Friday, October 22, 2010

Wet Cabeus

Last year, NASA slammed the LCROSS probe into the lunar crater Cabeus in an attempt to discover whether water ice existed on its permanently shadowed floor. Well, they found it. In fact, a new study indicates the floor of Cabeus is wetter than the Sahara Desert-- a totally unbelievable situation only a few years ago. Further, the study finds that water is not the only surprise. Elements ranging from simple hydrogen to ammonia, calcium, carbon, methane, magnesium, and even silver has been found inside the crater.

Scientists believe much of that material was delivered to the Moon by comet impacts and found its way across the surface into the cold trap of Cabeus, where it has been preserved. Because sunlight never reaches its floor, the crater is among the coldest places in the entire Solar System.

Scientists also point out that Cabeus is likely not the only place on the Moon to house such goodies. Other craters around both the north and south poles could offer similarly advantageous niche environments. The case for colonizing the Moon, therefore, has been strengthened again. Given the developing political, fiscal, and technological situations on Earth, an intrigung question is who will be first to tap lunar resources to establish a branch of human civilization on another world-- governments, or the private sector?

Wednesday, October 20, 2010

Planetary Defense

A new report by an advisory group urges NASA to establish an office to focus on developing a planetary defense system to protect Earth from asteroid impacts. The report calls for the office to pursue a systematic approach to the detection of near-Earth objects-- especially those large enough to cause real damage in the event of a collision-- as well as to establish the composition of the objects, determine with precision the orbits of the objects, and develop various ways to deflect any objects that might be threatening.

The group also called for the NASA office to lead an international effort to deal with the threat. Not only does the nature of the threat argue for an international approach, since an asteroid could strike absolutely anywhere, but, given current economic conditions, several nations supporting the modest expenditures necessary would make the amount per nation even more modest, thus, hopefully, making it more likely something will get done.

Bigelow Building Up

In an exclusive, SPACE.com reports that Bigelow Aerospace has signed memorandums of understanding with six nations-- Japan, the Netherlands, Singapore, Sweden, Australia, and the UK-- to be clients of a private space station BA intends to build. The six are looking for more opprtunities to pursue space projects than exist on ISS, even though Japan has its own module attached to ISS.

The BA space station will be made using BA's inflatable structure technology. Two prototypes testing that technology are currently in Earth orbit, having exceeded expectations.

● **Given problem**
Rewrite the stretch of the blog excerpt from "Last year, NASA" through "inside the crater.", substituting "Gobi Desert" for "Sahara Desert". The items that follow are drawn from a separate source.

● **Information provided**
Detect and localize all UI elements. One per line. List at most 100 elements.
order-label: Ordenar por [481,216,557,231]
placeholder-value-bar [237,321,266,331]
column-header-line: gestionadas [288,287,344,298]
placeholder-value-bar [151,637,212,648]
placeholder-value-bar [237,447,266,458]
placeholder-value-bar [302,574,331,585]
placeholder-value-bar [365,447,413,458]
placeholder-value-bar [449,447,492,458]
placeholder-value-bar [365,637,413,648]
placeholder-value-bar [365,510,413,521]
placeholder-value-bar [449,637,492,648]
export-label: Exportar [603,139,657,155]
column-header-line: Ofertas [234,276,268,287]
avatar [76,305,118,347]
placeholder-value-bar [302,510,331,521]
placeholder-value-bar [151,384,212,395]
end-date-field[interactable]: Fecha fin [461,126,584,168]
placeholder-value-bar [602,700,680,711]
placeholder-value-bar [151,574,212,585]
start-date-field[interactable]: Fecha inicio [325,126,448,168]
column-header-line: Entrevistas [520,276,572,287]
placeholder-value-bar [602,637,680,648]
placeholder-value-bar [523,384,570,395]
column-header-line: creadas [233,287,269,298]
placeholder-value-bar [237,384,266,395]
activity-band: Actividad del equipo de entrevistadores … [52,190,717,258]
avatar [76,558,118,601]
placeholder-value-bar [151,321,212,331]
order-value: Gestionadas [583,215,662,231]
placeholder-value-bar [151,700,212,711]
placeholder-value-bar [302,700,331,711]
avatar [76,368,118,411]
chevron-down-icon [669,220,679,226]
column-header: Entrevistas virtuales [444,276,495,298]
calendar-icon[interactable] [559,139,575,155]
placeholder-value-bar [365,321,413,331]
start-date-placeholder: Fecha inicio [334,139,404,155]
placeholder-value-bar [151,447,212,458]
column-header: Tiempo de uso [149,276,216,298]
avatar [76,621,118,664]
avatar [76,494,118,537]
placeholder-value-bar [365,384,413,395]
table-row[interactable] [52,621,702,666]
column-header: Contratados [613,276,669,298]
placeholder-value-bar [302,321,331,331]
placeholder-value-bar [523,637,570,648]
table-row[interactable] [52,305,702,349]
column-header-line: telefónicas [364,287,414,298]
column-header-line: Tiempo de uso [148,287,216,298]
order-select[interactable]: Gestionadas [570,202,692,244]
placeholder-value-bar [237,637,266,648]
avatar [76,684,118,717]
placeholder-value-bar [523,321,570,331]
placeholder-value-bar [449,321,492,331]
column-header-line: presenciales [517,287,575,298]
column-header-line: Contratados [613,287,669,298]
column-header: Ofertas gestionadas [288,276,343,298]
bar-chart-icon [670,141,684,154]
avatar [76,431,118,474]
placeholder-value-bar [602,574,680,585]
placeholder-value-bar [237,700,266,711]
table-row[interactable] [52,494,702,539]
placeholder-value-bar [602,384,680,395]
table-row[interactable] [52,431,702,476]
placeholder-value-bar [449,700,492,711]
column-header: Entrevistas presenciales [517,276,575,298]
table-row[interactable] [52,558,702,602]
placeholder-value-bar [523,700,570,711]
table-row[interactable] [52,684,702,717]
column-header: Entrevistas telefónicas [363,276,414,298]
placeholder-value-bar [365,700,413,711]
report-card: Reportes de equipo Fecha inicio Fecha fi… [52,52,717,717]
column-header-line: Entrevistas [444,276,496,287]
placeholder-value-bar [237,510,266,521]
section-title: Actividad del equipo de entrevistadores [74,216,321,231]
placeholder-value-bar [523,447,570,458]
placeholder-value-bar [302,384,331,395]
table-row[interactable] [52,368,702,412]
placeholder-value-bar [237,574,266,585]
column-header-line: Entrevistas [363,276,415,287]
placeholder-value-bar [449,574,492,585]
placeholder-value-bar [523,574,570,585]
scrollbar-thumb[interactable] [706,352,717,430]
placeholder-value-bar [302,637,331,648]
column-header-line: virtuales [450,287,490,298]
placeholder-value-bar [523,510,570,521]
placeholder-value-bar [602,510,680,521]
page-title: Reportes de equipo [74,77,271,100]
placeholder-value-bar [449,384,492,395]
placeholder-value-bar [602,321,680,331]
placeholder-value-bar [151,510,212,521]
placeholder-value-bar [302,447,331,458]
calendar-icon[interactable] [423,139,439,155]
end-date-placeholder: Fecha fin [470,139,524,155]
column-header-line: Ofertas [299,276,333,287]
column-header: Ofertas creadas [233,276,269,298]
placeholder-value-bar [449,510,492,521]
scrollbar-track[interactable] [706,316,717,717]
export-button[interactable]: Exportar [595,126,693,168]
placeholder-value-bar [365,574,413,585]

● **Solution**
Last year, NASA slammed the LCROSS probe into the lunar crater Cabeus in an attempt to discover whether water ice existed on its permanently shadowed floor. Well, they found it. In fact, a new study indicates the floor of Cabeus is wetter than the Gobi Desert-- a totally unbelievable situation only a few years ago. Further, the study finds that water is not the only surprise. Elements ranging from simple hydrogen to ammonia, calcium, carbon, methane, magnesium, and even silver has been found inside the crater.